(Dataset records)
--- START ---

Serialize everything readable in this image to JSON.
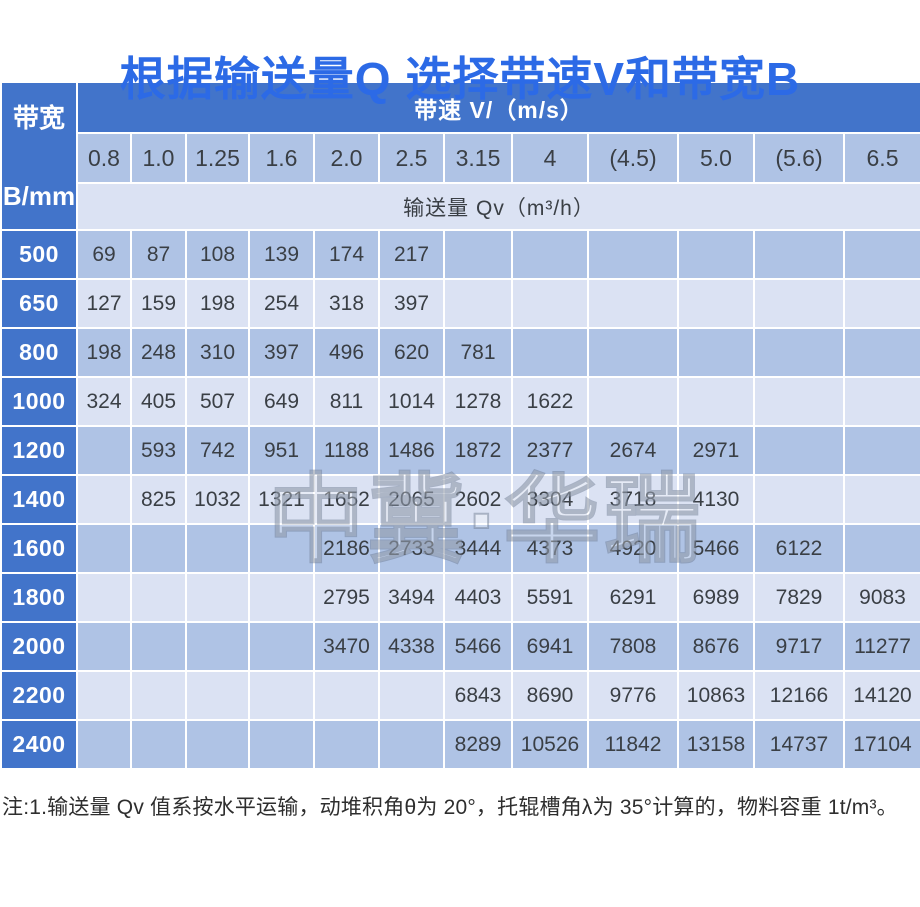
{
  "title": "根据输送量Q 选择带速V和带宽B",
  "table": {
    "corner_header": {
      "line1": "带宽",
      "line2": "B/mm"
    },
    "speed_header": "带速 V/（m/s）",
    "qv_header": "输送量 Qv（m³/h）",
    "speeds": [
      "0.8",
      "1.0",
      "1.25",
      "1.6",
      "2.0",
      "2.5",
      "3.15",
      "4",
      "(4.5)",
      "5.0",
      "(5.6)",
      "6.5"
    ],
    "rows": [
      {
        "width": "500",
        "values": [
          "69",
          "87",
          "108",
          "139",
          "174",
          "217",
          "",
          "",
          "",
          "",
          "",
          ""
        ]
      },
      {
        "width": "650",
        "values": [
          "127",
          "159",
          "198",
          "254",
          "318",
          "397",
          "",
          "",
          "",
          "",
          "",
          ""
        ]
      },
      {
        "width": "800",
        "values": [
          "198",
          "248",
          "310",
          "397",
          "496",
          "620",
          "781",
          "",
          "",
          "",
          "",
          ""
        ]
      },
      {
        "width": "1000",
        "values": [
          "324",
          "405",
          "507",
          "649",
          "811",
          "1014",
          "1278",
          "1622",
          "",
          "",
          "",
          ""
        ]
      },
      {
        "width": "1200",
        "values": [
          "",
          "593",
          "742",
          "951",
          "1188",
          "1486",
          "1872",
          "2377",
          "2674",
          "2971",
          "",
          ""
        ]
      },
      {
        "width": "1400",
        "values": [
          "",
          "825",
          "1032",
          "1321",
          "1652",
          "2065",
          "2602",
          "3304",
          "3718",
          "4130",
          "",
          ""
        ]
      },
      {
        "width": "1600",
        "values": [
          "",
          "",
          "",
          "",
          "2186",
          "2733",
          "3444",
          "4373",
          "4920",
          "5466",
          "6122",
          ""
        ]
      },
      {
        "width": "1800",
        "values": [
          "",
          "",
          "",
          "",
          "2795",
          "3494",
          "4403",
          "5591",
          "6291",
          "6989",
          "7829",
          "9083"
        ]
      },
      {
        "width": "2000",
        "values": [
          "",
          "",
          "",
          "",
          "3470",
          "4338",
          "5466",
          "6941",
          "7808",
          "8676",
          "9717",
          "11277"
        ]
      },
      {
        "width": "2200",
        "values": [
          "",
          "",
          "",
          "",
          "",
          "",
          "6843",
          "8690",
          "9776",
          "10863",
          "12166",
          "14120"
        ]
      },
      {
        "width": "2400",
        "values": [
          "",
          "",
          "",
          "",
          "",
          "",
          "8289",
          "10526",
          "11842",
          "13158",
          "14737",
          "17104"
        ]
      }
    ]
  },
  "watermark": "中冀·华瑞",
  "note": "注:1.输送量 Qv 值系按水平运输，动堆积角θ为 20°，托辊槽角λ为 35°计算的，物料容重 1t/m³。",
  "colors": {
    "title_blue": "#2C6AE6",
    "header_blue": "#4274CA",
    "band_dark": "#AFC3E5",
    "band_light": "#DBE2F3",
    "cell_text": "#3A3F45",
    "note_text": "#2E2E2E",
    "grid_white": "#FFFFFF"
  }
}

--- END ---

# [DIRECTION]
Extract all the data above exactly, excluding every picture.

# [PROBLEM SOLUTION]
Serialize everything readable in this image to JSON.
{
  "title": "根据输送量Q 选择带速V和带宽B",
  "table": {
    "corner_header": {
      "line1": "带宽",
      "line2": "B/mm"
    },
    "speed_header": "带速 V/（m/s）",
    "qv_header": "输送量 Qv（m³/h）",
    "speeds": [
      "0.8",
      "1.0",
      "1.25",
      "1.6",
      "2.0",
      "2.5",
      "3.15",
      "4",
      "(4.5)",
      "5.0",
      "(5.6)",
      "6.5"
    ],
    "rows": [
      {
        "width": "500",
        "values": [
          "69",
          "87",
          "108",
          "139",
          "174",
          "217",
          "",
          "",
          "",
          "",
          "",
          ""
        ]
      },
      {
        "width": "650",
        "values": [
          "127",
          "159",
          "198",
          "254",
          "318",
          "397",
          "",
          "",
          "",
          "",
          "",
          ""
        ]
      },
      {
        "width": "800",
        "values": [
          "198",
          "248",
          "310",
          "397",
          "496",
          "620",
          "781",
          "",
          "",
          "",
          "",
          ""
        ]
      },
      {
        "width": "1000",
        "values": [
          "324",
          "405",
          "507",
          "649",
          "811",
          "1014",
          "1278",
          "1622",
          "",
          "",
          "",
          ""
        ]
      },
      {
        "width": "1200",
        "values": [
          "",
          "593",
          "742",
          "951",
          "1188",
          "1486",
          "1872",
          "2377",
          "2674",
          "2971",
          "",
          ""
        ]
      },
      {
        "width": "1400",
        "values": [
          "",
          "825",
          "1032",
          "1321",
          "1652",
          "2065",
          "2602",
          "3304",
          "3718",
          "4130",
          "",
          ""
        ]
      },
      {
        "width": "1600",
        "values": [
          "",
          "",
          "",
          "",
          "2186",
          "2733",
          "3444",
          "4373",
          "4920",
          "5466",
          "6122",
          ""
        ]
      },
      {
        "width": "1800",
        "values": [
          "",
          "",
          "",
          "",
          "2795",
          "3494",
          "4403",
          "5591",
          "6291",
          "6989",
          "7829",
          "9083"
        ]
      },
      {
        "width": "2000",
        "values": [
          "",
          "",
          "",
          "",
          "3470",
          "4338",
          "5466",
          "6941",
          "7808",
          "8676",
          "9717",
          "11277"
        ]
      },
      {
        "width": "2200",
        "values": [
          "",
          "",
          "",
          "",
          "",
          "",
          "6843",
          "8690",
          "9776",
          "10863",
          "12166",
          "14120"
        ]
      },
      {
        "width": "2400",
        "values": [
          "",
          "",
          "",
          "",
          "",
          "",
          "8289",
          "10526",
          "11842",
          "13158",
          "14737",
          "17104"
        ]
      }
    ]
  },
  "watermark": "中冀·华瑞",
  "note": "注:1.输送量 Qv 值系按水平运输，动堆积角θ为 20°，托辊槽角λ为 35°计算的，物料容重 1t/m³。",
  "colors": {
    "title_blue": "#2C6AE6",
    "header_blue": "#4274CA",
    "band_dark": "#AFC3E5",
    "band_light": "#DBE2F3",
    "cell_text": "#3A3F45",
    "note_text": "#2E2E2E",
    "grid_white": "#FFFFFF"
  }
}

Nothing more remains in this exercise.